● **Your goal**
Within the listing below, locate all lines containing the word "type". Copy each one.

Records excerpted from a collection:
----------------------------------------
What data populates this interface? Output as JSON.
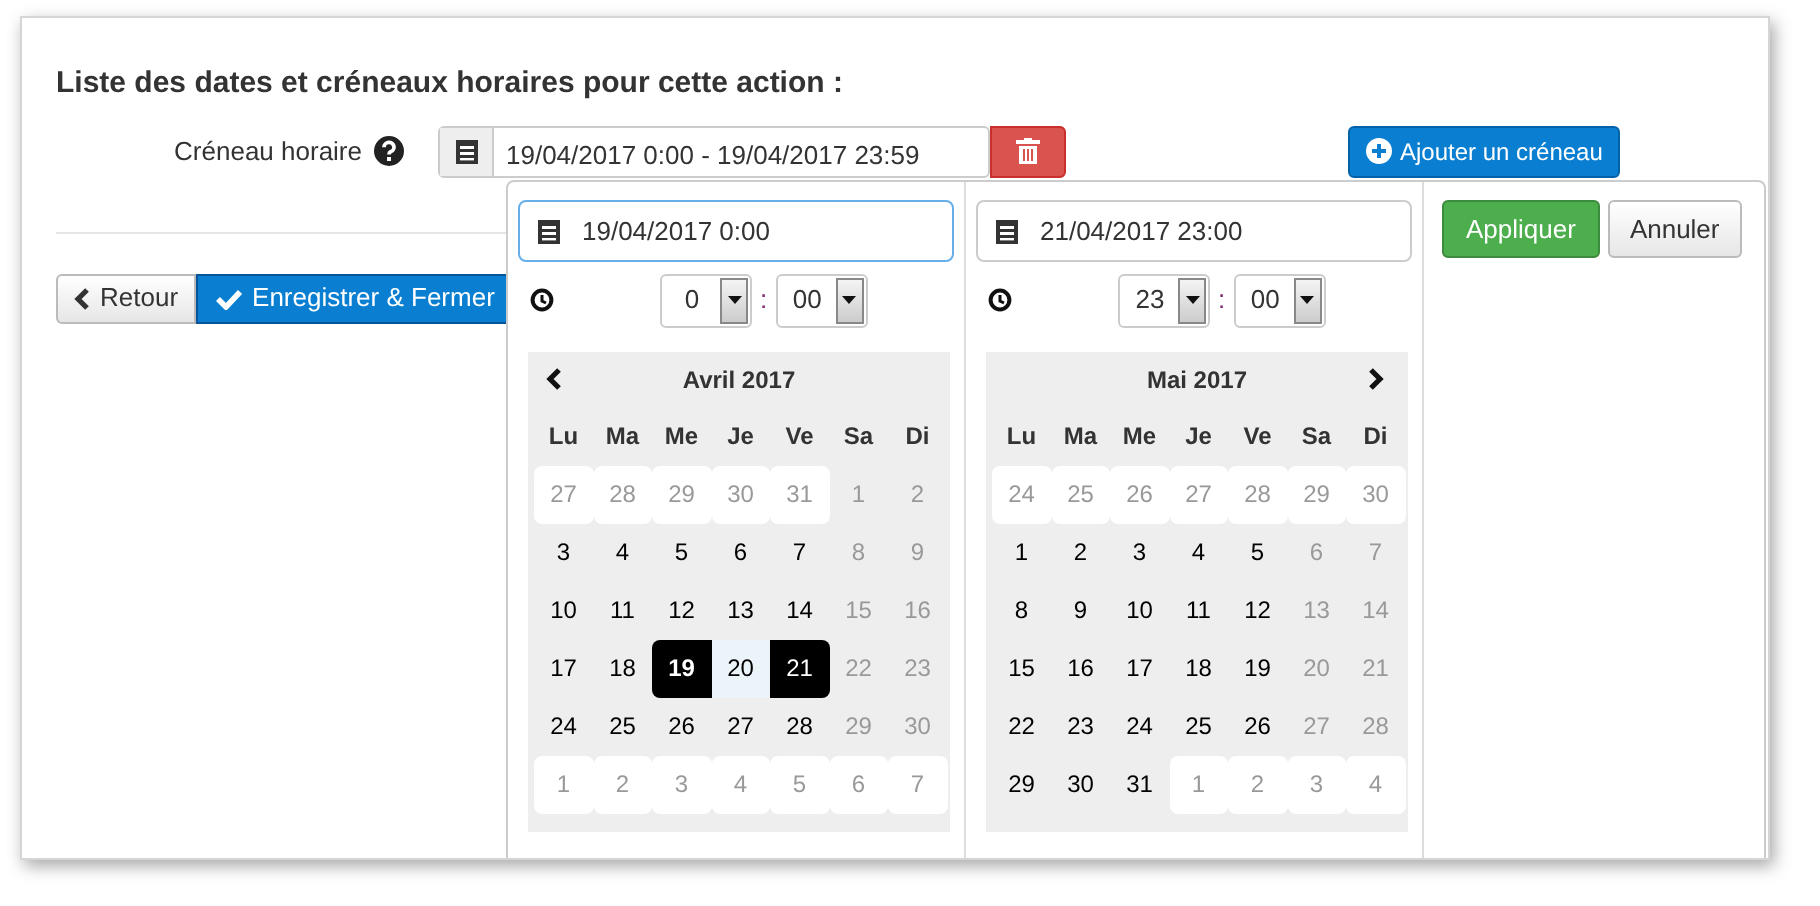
{
  "heading": "Liste des dates et créneaux horaires pour cette action :",
  "slot": {
    "label": "Créneau horaire",
    "value": "19/04/2017 0:00 - 19/04/2017 23:59"
  },
  "add_button": "Ajouter un créneau",
  "back_button": "Retour",
  "save_button": "Enregistrer & Fermer",
  "picker": {
    "apply": "Appliquer",
    "cancel": "Annuler",
    "calendars": [
      {
        "date": "19/04/2017 0:00",
        "focused": true,
        "hour": "0",
        "separator": ":",
        "minute": "00",
        "month": "Avril 2017",
        "prev_button": true,
        "next_button": false,
        "weekdays": [
          "Lu",
          "Ma",
          "Me",
          "Je",
          "Ve",
          "Sa",
          "Di"
        ],
        "weeks": [
          [
            {
              "d": "27",
              "kind": "off"
            },
            {
              "d": "28",
              "kind": "off"
            },
            {
              "d": "29",
              "kind": "off"
            },
            {
              "d": "30",
              "kind": "off"
            },
            {
              "d": "31",
              "kind": "off"
            },
            {
              "d": "1",
              "kind": "weekend"
            },
            {
              "d": "2",
              "kind": "weekend"
            }
          ],
          [
            {
              "d": "3",
              "kind": "normal"
            },
            {
              "d": "4",
              "kind": "normal"
            },
            {
              "d": "5",
              "kind": "normal"
            },
            {
              "d": "6",
              "kind": "normal"
            },
            {
              "d": "7",
              "kind": "normal"
            },
            {
              "d": "8",
              "kind": "weekend"
            },
            {
              "d": "9",
              "kind": "weekend"
            }
          ],
          [
            {
              "d": "10",
              "kind": "normal"
            },
            {
              "d": "11",
              "kind": "normal"
            },
            {
              "d": "12",
              "kind": "normal"
            },
            {
              "d": "13",
              "kind": "normal"
            },
            {
              "d": "14",
              "kind": "normal"
            },
            {
              "d": "15",
              "kind": "weekend"
            },
            {
              "d": "16",
              "kind": "weekend"
            }
          ],
          [
            {
              "d": "17",
              "kind": "normal"
            },
            {
              "d": "18",
              "kind": "normal"
            },
            {
              "d": "19",
              "kind": "start"
            },
            {
              "d": "20",
              "kind": "range"
            },
            {
              "d": "21",
              "kind": "end"
            },
            {
              "d": "22",
              "kind": "weekend"
            },
            {
              "d": "23",
              "kind": "weekend"
            }
          ],
          [
            {
              "d": "24",
              "kind": "normal"
            },
            {
              "d": "25",
              "kind": "normal"
            },
            {
              "d": "26",
              "kind": "normal"
            },
            {
              "d": "27",
              "kind": "normal"
            },
            {
              "d": "28",
              "kind": "normal"
            },
            {
              "d": "29",
              "kind": "weekend"
            },
            {
              "d": "30",
              "kind": "weekend"
            }
          ],
          [
            {
              "d": "1",
              "kind": "off"
            },
            {
              "d": "2",
              "kind": "off"
            },
            {
              "d": "3",
              "kind": "off"
            },
            {
              "d": "4",
              "kind": "off"
            },
            {
              "d": "5",
              "kind": "off"
            },
            {
              "d": "6",
              "kind": "off"
            },
            {
              "d": "7",
              "kind": "off"
            }
          ]
        ]
      },
      {
        "date": "21/04/2017 23:00",
        "focused": false,
        "hour": "23",
        "separator": ":",
        "minute": "00",
        "month": "Mai 2017",
        "prev_button": false,
        "next_button": true,
        "weekdays": [
          "Lu",
          "Ma",
          "Me",
          "Je",
          "Ve",
          "Sa",
          "Di"
        ],
        "weeks": [
          [
            {
              "d": "24",
              "kind": "off"
            },
            {
              "d": "25",
              "kind": "off"
            },
            {
              "d": "26",
              "kind": "off"
            },
            {
              "d": "27",
              "kind": "off"
            },
            {
              "d": "28",
              "kind": "off"
            },
            {
              "d": "29",
              "kind": "off"
            },
            {
              "d": "30",
              "kind": "off"
            }
          ],
          [
            {
              "d": "1",
              "kind": "normal"
            },
            {
              "d": "2",
              "kind": "normal"
            },
            {
              "d": "3",
              "kind": "normal"
            },
            {
              "d": "4",
              "kind": "normal"
            },
            {
              "d": "5",
              "kind": "normal"
            },
            {
              "d": "6",
              "kind": "weekend"
            },
            {
              "d": "7",
              "kind": "weekend"
            }
          ],
          [
            {
              "d": "8",
              "kind": "normal"
            },
            {
              "d": "9",
              "kind": "normal"
            },
            {
              "d": "10",
              "kind": "normal"
            },
            {
              "d": "11",
              "kind": "normal"
            },
            {
              "d": "12",
              "kind": "normal"
            },
            {
              "d": "13",
              "kind": "weekend"
            },
            {
              "d": "14",
              "kind": "weekend"
            }
          ],
          [
            {
              "d": "15",
              "kind": "normal"
            },
            {
              "d": "16",
              "kind": "normal"
            },
            {
              "d": "17",
              "kind": "normal"
            },
            {
              "d": "18",
              "kind": "normal"
            },
            {
              "d": "19",
              "kind": "normal"
            },
            {
              "d": "20",
              "kind": "weekend"
            },
            {
              "d": "21",
              "kind": "weekend"
            }
          ],
          [
            {
              "d": "22",
              "kind": "normal"
            },
            {
              "d": "23",
              "kind": "normal"
            },
            {
              "d": "24",
              "kind": "normal"
            },
            {
              "d": "25",
              "kind": "normal"
            },
            {
              "d": "26",
              "kind": "normal"
            },
            {
              "d": "27",
              "kind": "weekend"
            },
            {
              "d": "28",
              "kind": "weekend"
            }
          ],
          [
            {
              "d": "29",
              "kind": "normal"
            },
            {
              "d": "30",
              "kind": "normal"
            },
            {
              "d": "31",
              "kind": "normal"
            },
            {
              "d": "1",
              "kind": "off"
            },
            {
              "d": "2",
              "kind": "off"
            },
            {
              "d": "3",
              "kind": "off"
            },
            {
              "d": "4",
              "kind": "off"
            }
          ]
        ]
      }
    ]
  }
}
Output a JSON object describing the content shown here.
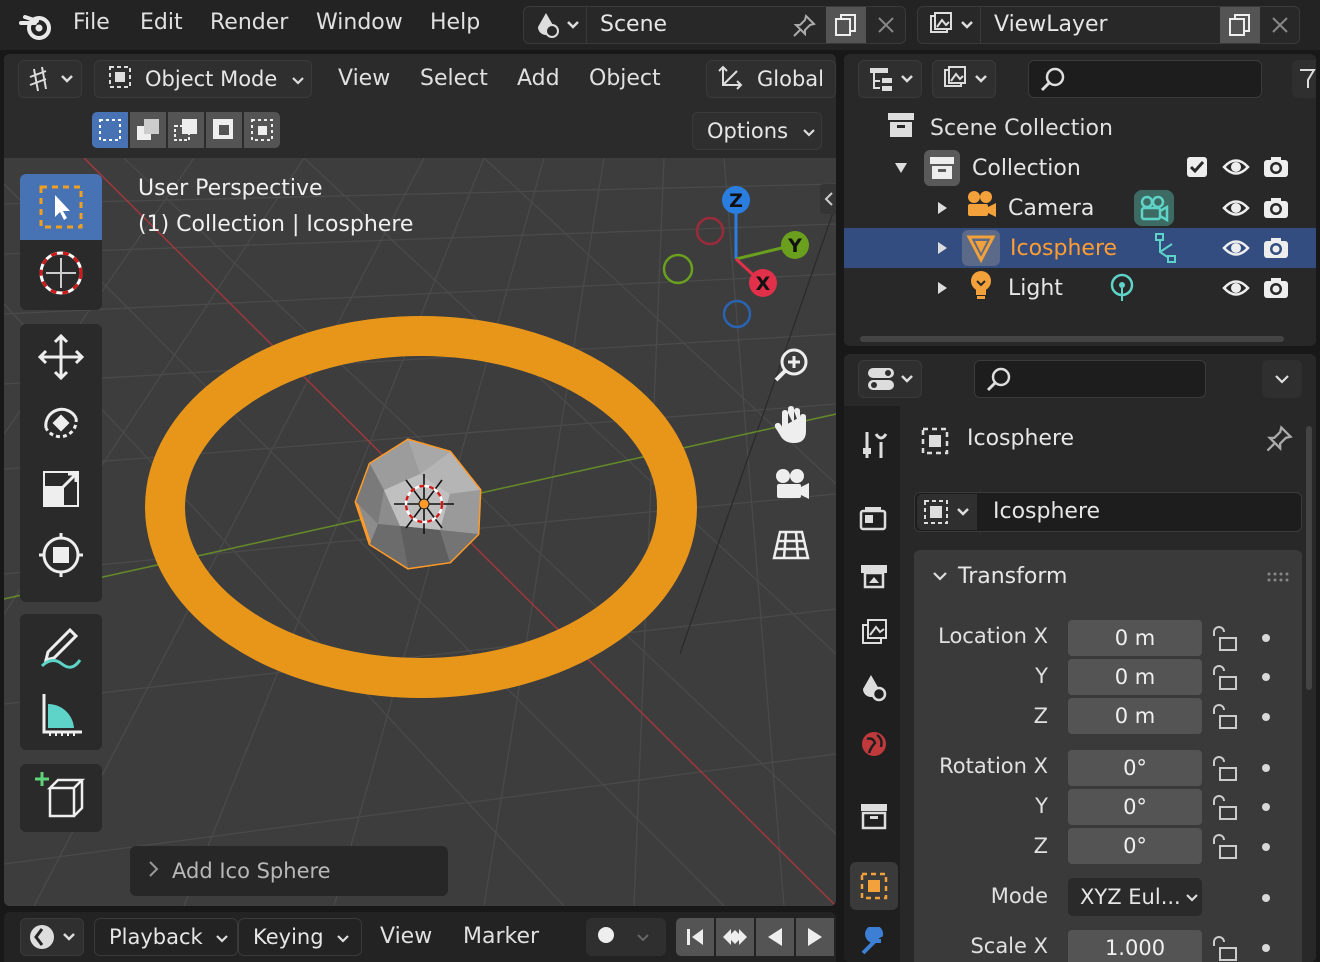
{
  "topbar": {
    "menus": [
      "File",
      "Edit",
      "Render",
      "Window",
      "Help"
    ],
    "scene_label": "Scene",
    "viewlayer_label": "ViewLayer"
  },
  "viewport_header": {
    "mode": "Object Mode",
    "menus": [
      "View",
      "Select",
      "Add",
      "Object"
    ],
    "orientation": "Global",
    "options": "Options"
  },
  "viewport": {
    "perspective": "User Perspective",
    "context": "(1) Collection | Icosphere",
    "last_operator": "Add Ico Sphere",
    "gizmo_axes": {
      "x": "X",
      "y": "Y",
      "z": "Z"
    },
    "colors": {
      "selection": "#f0a020",
      "x_axis": "#c8384a",
      "y_axis": "#6aa01e",
      "grid_bg": "#3d3d3d"
    }
  },
  "outliner": {
    "scene_collection": "Scene Collection",
    "items": [
      {
        "label": "Collection",
        "type": "collection"
      },
      {
        "label": "Camera",
        "type": "camera"
      },
      {
        "label": "Icosphere",
        "type": "mesh",
        "selected": true
      },
      {
        "label": "Light",
        "type": "light"
      }
    ],
    "colors": {
      "selected_row": "#334d80",
      "active_text": "#ff9d33"
    }
  },
  "properties": {
    "object_name": "Icosphere",
    "datablock_name": "Icosphere",
    "panel_title": "Transform",
    "fields": [
      {
        "label": "Location X",
        "value": "0 m"
      },
      {
        "label": "Y",
        "value": "0 m"
      },
      {
        "label": "Z",
        "value": "0 m"
      },
      {
        "label": "Rotation X",
        "value": "0°"
      },
      {
        "label": "Y",
        "value": "0°"
      },
      {
        "label": "Z",
        "value": "0°"
      },
      {
        "label": "Mode",
        "value": "XYZ Eul..."
      },
      {
        "label": "Scale X",
        "value": "1.000"
      }
    ]
  },
  "timeline": {
    "menus": [
      "Playback",
      "Keying",
      "View",
      "Marker"
    ]
  }
}
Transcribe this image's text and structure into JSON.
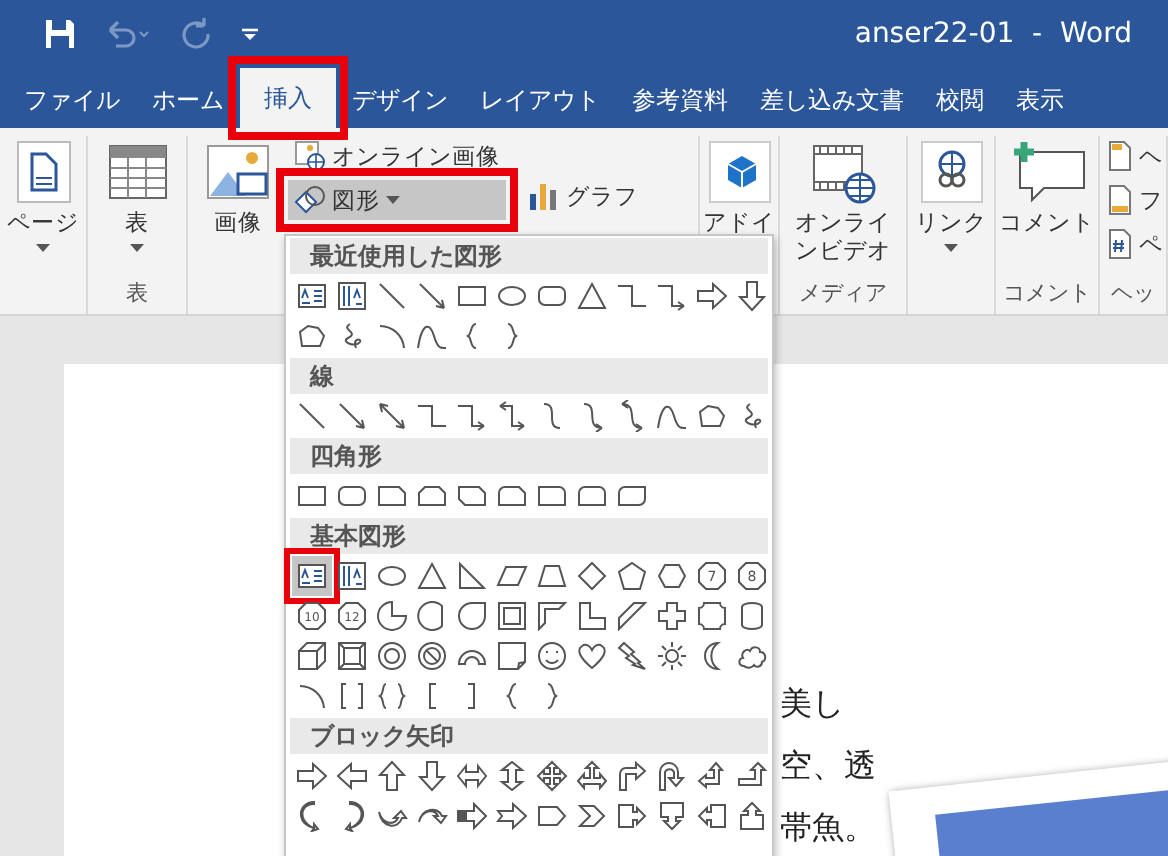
{
  "window": {
    "title": "anser22-01  -  Word"
  },
  "tabs": [
    {
      "label": "ファイル",
      "selected": false
    },
    {
      "label": "ホーム",
      "selected": false
    },
    {
      "label": "挿入",
      "selected": true
    },
    {
      "label": "デザイン",
      "selected": false
    },
    {
      "label": "レイアウト",
      "selected": false
    },
    {
      "label": "参考資料",
      "selected": false
    },
    {
      "label": "差し込み文書",
      "selected": false
    },
    {
      "label": "校閲",
      "selected": false
    },
    {
      "label": "表示",
      "selected": false
    }
  ],
  "ribbon": {
    "groups": [
      {
        "columns": [
          [
            {
              "kind": "page",
              "label": "ページ",
              "caret": true,
              "expanded": false
            }
          ]
        ]
      },
      {
        "label": "表",
        "columns": [
          [
            {
              "kind": "table",
              "label": "表",
              "caret": true,
              "expanded": false
            }
          ]
        ]
      },
      {
        "columns": [
          [
            {
              "kind": "picture",
              "label": "画像",
              "caret": false,
              "expanded": false
            }
          ],
          [
            {
              "kind": "online-picture",
              "label": "オンライン画像",
              "caret": false,
              "expanded": false
            },
            {
              "kind": "shapes",
              "label": "図形",
              "caret": true,
              "expanded": true
            }
          ],
          [
            {
              "kind": "chart",
              "label": "グラフ",
              "caret": false,
              "expanded": false
            }
          ]
        ]
      },
      {
        "columns": [
          [
            {
              "kind": "addin",
              "label": "アドイ",
              "caret": false,
              "expanded": false
            }
          ]
        ]
      },
      {
        "label": "メディア",
        "columns": [
          [
            {
              "kind": "video",
              "label": "オンラインビデオ",
              "caret": false,
              "expanded": false
            }
          ]
        ]
      },
      {
        "columns": [
          [
            {
              "kind": "link",
              "label": "リンク",
              "caret": true,
              "expanded": false
            }
          ]
        ]
      },
      {
        "label": "コメント",
        "columns": [
          [
            {
              "kind": "comment",
              "label": "コメント",
              "caret": false,
              "expanded": false
            }
          ]
        ]
      },
      {
        "label": "ヘッ",
        "columns": [
          [
            {
              "kind": "header",
              "label": "ヘ",
              "caret": false,
              "expanded": false
            },
            {
              "kind": "footer",
              "label": "フ",
              "caret": false,
              "expanded": false
            },
            {
              "kind": "number",
              "label": "ペ",
              "caret": false,
              "expanded": false
            }
          ]
        ]
      }
    ]
  },
  "shapes_menu": {
    "sections": [
      {
        "title": "最近使用した図形",
        "shapes": [
          {
            "kind": "text-box",
            "selected": false
          },
          {
            "kind": "vertical-text-box",
            "selected": false
          },
          {
            "kind": "line",
            "selected": false
          },
          {
            "kind": "arrow-line",
            "selected": false
          },
          {
            "kind": "rectangle",
            "selected": false
          },
          {
            "kind": "oval",
            "selected": false
          },
          {
            "kind": "rounded-rectangle",
            "selected": false
          },
          {
            "kind": "triangle",
            "selected": false
          },
          {
            "kind": "elbow-connector",
            "selected": false
          },
          {
            "kind": "elbow-arrow",
            "selected": false
          },
          {
            "kind": "right-arrow",
            "selected": false
          },
          {
            "kind": "down-arrow",
            "selected": false
          },
          {
            "kind": "freeform",
            "selected": false
          },
          {
            "kind": "scribble",
            "selected": false
          },
          {
            "kind": "arc",
            "selected": false
          },
          {
            "kind": "curve",
            "selected": false
          },
          {
            "kind": "left-brace",
            "selected": false
          },
          {
            "kind": "right-brace",
            "selected": false
          }
        ]
      },
      {
        "title": "線",
        "shapes": [
          {
            "kind": "line",
            "selected": false
          },
          {
            "kind": "arrow-line",
            "selected": false
          },
          {
            "kind": "double-arrow-line",
            "selected": false
          },
          {
            "kind": "elbow-connector",
            "selected": false
          },
          {
            "kind": "elbow-arrow",
            "selected": false
          },
          {
            "kind": "elbow-double-arrow",
            "selected": false
          },
          {
            "kind": "curved-connector",
            "selected": false
          },
          {
            "kind": "curved-arrow",
            "selected": false
          },
          {
            "kind": "curved-double-arrow",
            "selected": false
          },
          {
            "kind": "curve",
            "selected": false
          },
          {
            "kind": "freeform",
            "selected": false
          },
          {
            "kind": "scribble",
            "selected": false
          }
        ]
      },
      {
        "title": "四角形",
        "shapes": [
          {
            "kind": "rectangle",
            "selected": false
          },
          {
            "kind": "rounded-rectangle",
            "selected": false
          },
          {
            "kind": "snip-corner-rectangle",
            "selected": false
          },
          {
            "kind": "snip-side-rectangle",
            "selected": false
          },
          {
            "kind": "snip-diagonal-rectangle",
            "selected": false
          },
          {
            "kind": "snip-round-rectangle",
            "selected": false
          },
          {
            "kind": "round-corner-rectangle",
            "selected": false
          },
          {
            "kind": "round-side-rectangle",
            "selected": false
          },
          {
            "kind": "round-diagonal-rectangle",
            "selected": false
          }
        ]
      },
      {
        "title": "基本図形",
        "shapes": [
          {
            "kind": "text-box",
            "selected": true
          },
          {
            "kind": "vertical-text-box",
            "selected": false
          },
          {
            "kind": "oval",
            "selected": false
          },
          {
            "kind": "triangle",
            "selected": false
          },
          {
            "kind": "right-triangle",
            "selected": false
          },
          {
            "kind": "parallelogram",
            "selected": false
          },
          {
            "kind": "trapezoid",
            "selected": false
          },
          {
            "kind": "diamond",
            "selected": false
          },
          {
            "kind": "pentagon",
            "selected": false
          },
          {
            "kind": "hexagon",
            "selected": false
          },
          {
            "kind": "heptagon",
            "label": "7",
            "selected": false
          },
          {
            "kind": "octagon",
            "label": "8",
            "selected": false
          },
          {
            "kind": "decagon",
            "label": "10",
            "selected": false
          },
          {
            "kind": "dodecagon",
            "label": "12",
            "selected": false
          },
          {
            "kind": "pie",
            "selected": false
          },
          {
            "kind": "chord",
            "selected": false
          },
          {
            "kind": "teardrop",
            "selected": false
          },
          {
            "kind": "frame",
            "selected": false
          },
          {
            "kind": "half-frame",
            "selected": false
          },
          {
            "kind": "l-shape",
            "selected": false
          },
          {
            "kind": "diagonal-stripe",
            "selected": false
          },
          {
            "kind": "cross",
            "selected": false
          },
          {
            "kind": "plaque",
            "selected": false
          },
          {
            "kind": "can",
            "selected": false
          },
          {
            "kind": "cube",
            "selected": false
          },
          {
            "kind": "bevel",
            "selected": false
          },
          {
            "kind": "donut",
            "selected": false
          },
          {
            "kind": "no-symbol",
            "selected": false
          },
          {
            "kind": "block-arc",
            "selected": false
          },
          {
            "kind": "folded-corner",
            "selected": false
          },
          {
            "kind": "smiley",
            "selected": false
          },
          {
            "kind": "heart",
            "selected": false
          },
          {
            "kind": "lightning",
            "selected": false
          },
          {
            "kind": "sun",
            "selected": false
          },
          {
            "kind": "moon",
            "selected": false
          },
          {
            "kind": "cloud",
            "selected": false
          },
          {
            "kind": "arc",
            "selected": false
          },
          {
            "kind": "bracket-pair",
            "selected": false
          },
          {
            "kind": "brace-pair",
            "selected": false
          },
          {
            "kind": "left-bracket",
            "selected": false
          },
          {
            "kind": "right-bracket",
            "selected": false
          },
          {
            "kind": "left-brace",
            "selected": false
          },
          {
            "kind": "right-brace",
            "selected": false
          }
        ]
      },
      {
        "title": "ブロック矢印",
        "shapes": [
          {
            "kind": "right-arrow",
            "selected": false
          },
          {
            "kind": "left-arrow",
            "selected": false
          },
          {
            "kind": "up-arrow",
            "selected": false
          },
          {
            "kind": "down-arrow",
            "selected": false
          },
          {
            "kind": "left-right-arrow",
            "selected": false
          },
          {
            "kind": "up-down-arrow",
            "selected": false
          },
          {
            "kind": "quad-arrow",
            "selected": false
          },
          {
            "kind": "left-right-up-arrow",
            "selected": false
          },
          {
            "kind": "bent-arrow",
            "selected": false
          },
          {
            "kind": "u-turn-arrow",
            "selected": false
          },
          {
            "kind": "left-up-arrow",
            "selected": false
          },
          {
            "kind": "bent-up-arrow",
            "selected": false
          },
          {
            "kind": "curved-right-arrow",
            "selected": false
          },
          {
            "kind": "curved-left-arrow",
            "selected": false
          },
          {
            "kind": "curved-up-arrow",
            "selected": false
          },
          {
            "kind": "curved-down-arrow",
            "selected": false
          },
          {
            "kind": "striped-right-arrow",
            "selected": false
          },
          {
            "kind": "notched-right-arrow",
            "selected": false
          },
          {
            "kind": "pentagon-arrow",
            "selected": false
          },
          {
            "kind": "chevron",
            "selected": false
          },
          {
            "kind": "right-arrow-callout",
            "selected": false
          },
          {
            "kind": "down-arrow-callout",
            "selected": false
          },
          {
            "kind": "left-arrow-callout",
            "selected": false
          },
          {
            "kind": "up-arrow-callout",
            "selected": false
          }
        ]
      }
    ]
  },
  "document": {
    "lines": [
      "美し",
      "空、透",
      "帯魚。"
    ]
  }
}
----------------------------------------
● **Output of the task**
        "type": "collection"
        "type": "camera"
        "type": "mesh",
        "type": "light"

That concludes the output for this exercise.